Set exercise: Copy out all of the material exactly.

Recorded data:

+++

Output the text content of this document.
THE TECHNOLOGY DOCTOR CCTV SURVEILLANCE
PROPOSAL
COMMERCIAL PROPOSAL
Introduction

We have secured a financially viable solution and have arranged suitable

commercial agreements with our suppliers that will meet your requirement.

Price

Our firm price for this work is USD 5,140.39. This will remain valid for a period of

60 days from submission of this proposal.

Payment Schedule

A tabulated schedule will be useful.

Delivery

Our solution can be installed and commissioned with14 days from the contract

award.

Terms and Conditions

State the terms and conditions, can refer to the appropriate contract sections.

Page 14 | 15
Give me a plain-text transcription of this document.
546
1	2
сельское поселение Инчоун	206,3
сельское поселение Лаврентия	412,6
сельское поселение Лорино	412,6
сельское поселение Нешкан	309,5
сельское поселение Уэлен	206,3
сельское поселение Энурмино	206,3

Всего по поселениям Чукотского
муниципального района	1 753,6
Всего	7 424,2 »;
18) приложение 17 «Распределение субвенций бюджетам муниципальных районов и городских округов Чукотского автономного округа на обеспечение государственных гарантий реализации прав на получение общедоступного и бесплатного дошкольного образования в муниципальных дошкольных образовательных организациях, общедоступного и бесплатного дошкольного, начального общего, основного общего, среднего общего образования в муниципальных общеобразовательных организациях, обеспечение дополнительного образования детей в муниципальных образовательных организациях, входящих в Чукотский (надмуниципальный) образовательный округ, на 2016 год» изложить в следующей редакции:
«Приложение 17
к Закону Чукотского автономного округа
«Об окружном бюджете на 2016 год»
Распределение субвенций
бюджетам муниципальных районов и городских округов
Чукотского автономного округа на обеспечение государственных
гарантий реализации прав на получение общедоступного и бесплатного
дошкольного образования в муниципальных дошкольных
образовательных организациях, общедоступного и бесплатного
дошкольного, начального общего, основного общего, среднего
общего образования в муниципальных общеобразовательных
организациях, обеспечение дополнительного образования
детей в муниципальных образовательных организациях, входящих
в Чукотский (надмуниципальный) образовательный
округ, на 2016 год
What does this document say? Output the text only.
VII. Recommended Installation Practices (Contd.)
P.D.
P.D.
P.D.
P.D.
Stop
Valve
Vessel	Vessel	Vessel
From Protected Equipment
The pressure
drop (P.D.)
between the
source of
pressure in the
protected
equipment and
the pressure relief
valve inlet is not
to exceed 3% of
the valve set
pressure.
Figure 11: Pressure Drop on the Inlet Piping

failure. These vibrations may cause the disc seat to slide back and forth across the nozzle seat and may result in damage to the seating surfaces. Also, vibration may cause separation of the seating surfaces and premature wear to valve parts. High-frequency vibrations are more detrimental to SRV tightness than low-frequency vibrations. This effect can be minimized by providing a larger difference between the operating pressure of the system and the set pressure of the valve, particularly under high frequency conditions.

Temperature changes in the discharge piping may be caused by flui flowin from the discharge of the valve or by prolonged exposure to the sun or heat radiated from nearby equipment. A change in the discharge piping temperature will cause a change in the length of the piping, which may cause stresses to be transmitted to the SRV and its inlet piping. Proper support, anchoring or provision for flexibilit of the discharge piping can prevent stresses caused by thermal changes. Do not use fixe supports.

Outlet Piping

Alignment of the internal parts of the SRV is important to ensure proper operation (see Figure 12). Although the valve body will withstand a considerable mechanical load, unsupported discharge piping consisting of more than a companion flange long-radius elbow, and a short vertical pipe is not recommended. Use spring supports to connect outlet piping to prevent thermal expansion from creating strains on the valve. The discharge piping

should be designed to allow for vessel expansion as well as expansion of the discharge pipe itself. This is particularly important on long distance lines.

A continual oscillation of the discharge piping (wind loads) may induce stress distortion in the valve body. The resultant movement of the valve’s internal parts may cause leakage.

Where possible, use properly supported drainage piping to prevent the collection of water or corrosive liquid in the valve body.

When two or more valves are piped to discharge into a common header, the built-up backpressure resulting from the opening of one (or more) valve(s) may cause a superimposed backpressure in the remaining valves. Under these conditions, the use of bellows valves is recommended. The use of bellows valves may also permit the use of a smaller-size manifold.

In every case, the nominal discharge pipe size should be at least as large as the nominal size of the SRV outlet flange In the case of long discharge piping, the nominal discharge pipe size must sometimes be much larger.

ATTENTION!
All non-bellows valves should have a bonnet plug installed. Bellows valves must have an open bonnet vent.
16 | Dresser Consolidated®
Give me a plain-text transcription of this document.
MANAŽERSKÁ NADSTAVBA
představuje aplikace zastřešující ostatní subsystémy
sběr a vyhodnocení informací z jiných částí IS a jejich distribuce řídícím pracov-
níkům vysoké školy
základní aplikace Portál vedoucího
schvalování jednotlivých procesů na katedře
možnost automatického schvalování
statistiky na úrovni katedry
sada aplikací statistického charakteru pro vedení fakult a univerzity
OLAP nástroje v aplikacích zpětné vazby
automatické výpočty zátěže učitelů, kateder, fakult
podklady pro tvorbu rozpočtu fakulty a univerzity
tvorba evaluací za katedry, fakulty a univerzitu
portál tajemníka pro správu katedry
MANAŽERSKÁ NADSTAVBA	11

+++

Finished task:
Output the text content of this document.
THE TECHNOLOGY DOCTOR CCTV SURVEILLANCE
PROPOSAL
COMMERCIAL PROPOSAL
Introduction

We have secured a financially viable solution and have arranged suitable

commercial agreements with our suppliers that will meet your requirement.

Price

Our firm price for this work is USD 5,140.39. This will remain valid for a period of

60 days from submission of this proposal.

Payment Schedule

A tabulated schedule will be useful.

Delivery

Our solution can be installed and commissioned with14 days from the contract

award.

Terms and Conditions

State the terms and conditions, can refer to the appropriate contract sections.

Page 14 | 15
Give me a plain-text transcription of this document.
546
1	2
сельское поселение Инчоун	206,3
сельское поселение Лаврентия	412,6
сельское поселение Лорино	412,6
сельское поселение Нешкан	309,5
сельское поселение Уэлен	206,3
сельское поселение Энурмино	206,3

Всего по поселениям Чукотского
муниципального района	1 753,6
Всего	7 424,2 »;
18) приложение 17 «Распределение субвенций бюджетам муниципальных районов и городских округов Чукотского автономного округа на обеспечение государственных гарантий реализации прав на получение общедоступного и бесплатного дошкольного образования в муниципальных дошкольных образовательных организациях, общедоступного и бесплатного дошкольного, начального общего, основного общего, среднего общего образования в муниципальных общеобразовательных организациях, обеспечение дополнительного образования детей в муниципальных образовательных организациях, входящих в Чукотский (надмуниципальный) образовательный округ, на 2016 год» изложить в следующей редакции:
«Приложение 17
к Закону Чукотского автономного округа
«Об окружном бюджете на 2016 год»
Распределение субвенций
бюджетам муниципальных районов и городских округов
Чукотского автономного округа на обеспечение государственных
гарантий реализации прав на получение общедоступного и бесплатного
дошкольного образования в муниципальных дошкольных
образовательных организациях, общедоступного и бесплатного
дошкольного, начального общего, основного общего, среднего
общего образования в муниципальных общеобразовательных
организациях, обеспечение дополнительного образования
детей в муниципальных образовательных организациях, входящих
в Чукотский (надмуниципальный) образовательный
округ, на 2016 год
What does this document say? Output the text only.
VII. Recommended Installation Practices (Contd.)
P.D.
P.D.
P.D.
P.D.
Stop
Valve
Vessel	Vessel	Vessel
From Protected Equipment
The pressure
drop (P.D.)
between the
source of
pressure in the
protected
equipment and
the pressure relief
valve inlet is not
to exceed 3% of
the valve set
pressure.
Figure 11: Pressure Drop on the Inlet Piping

failure. These vibrations may cause the disc seat to slide back and forth across the nozzle seat and may result in damage to the seating surfaces. Also, vibration may cause separation of the seating surfaces and premature wear to valve parts. High-frequency vibrations are more detrimental to SRV tightness than low-frequency vibrations. This effect can be minimized by providing a larger difference between the operating pressure of the system and the set pressure of the valve, particularly under high frequency conditions.

Temperature changes in the discharge piping may be caused by flui flowin from the discharge of the valve or by prolonged exposure to the sun or heat radiated from nearby equipment. A change in the discharge piping temperature will cause a change in the length of the piping, which may cause stresses to be transmitted to the SRV and its inlet piping. Proper support, anchoring or provision for flexibilit of the discharge piping can prevent stresses caused by thermal changes. Do not use fixe supports.

Outlet Piping

Alignment of the internal parts of the SRV is important to ensure proper operation (see Figure 12). Although the valve body will withstand a considerable mechanical load, unsupported discharge piping consisting of more than a companion flange long-radius elbow, and a short vertical pipe is not recommended. Use spring supports to connect outlet piping to prevent thermal expansion from creating strains on the valve. The discharge piping

should be designed to allow for vessel expansion as well as expansion of the discharge pipe itself. This is particularly important on long distance lines.

A continual oscillation of the discharge piping (wind loads) may induce stress distortion in the valve body. The resultant movement of the valve’s internal parts may cause leakage.

Where possible, use properly supported drainage piping to prevent the collection of water or corrosive liquid in the valve body.

When two or more valves are piped to discharge into a common header, the built-up backpressure resulting from the opening of one (or more) valve(s) may cause a superimposed backpressure in the remaining valves. Under these conditions, the use of bellows valves is recommended. The use of bellows valves may also permit the use of a smaller-size manifold.

In every case, the nominal discharge pipe size should be at least as large as the nominal size of the SRV outlet flange In the case of long discharge piping, the nominal discharge pipe size must sometimes be much larger.

ATTENTION!
All non-bellows valves should have a bonnet plug installed. Bellows valves must have an open bonnet vent.
16 | Dresser Consolidated®
Give me a plain-text transcription of this document.
MANAŽERSKÁ NADSTAVBA
představuje aplikace zastřešující ostatní subsystémy
sběr a vyhodnocení informací z jiných částí IS a jejich distribuce řídícím pracov-
níkům vysoké školy
základní aplikace Portál vedoucího
schvalování jednotlivých procesů na katedře
možnost automatického schvalování
statistiky na úrovni katedry
sada aplikací statistického charakteru pro vedení fakult a univerzity
OLAP nástroje v aplikacích zpětné vazby
automatické výpočty zátěže učitelů, kateder, fakult
podklady pro tvorbu rozpočtu fakulty a univerzity
tvorba evaluací za katedry, fakulty a univerzitu
portál tajemníka pro správu katedry
MANAŽERSKÁ NADSTAVBA	11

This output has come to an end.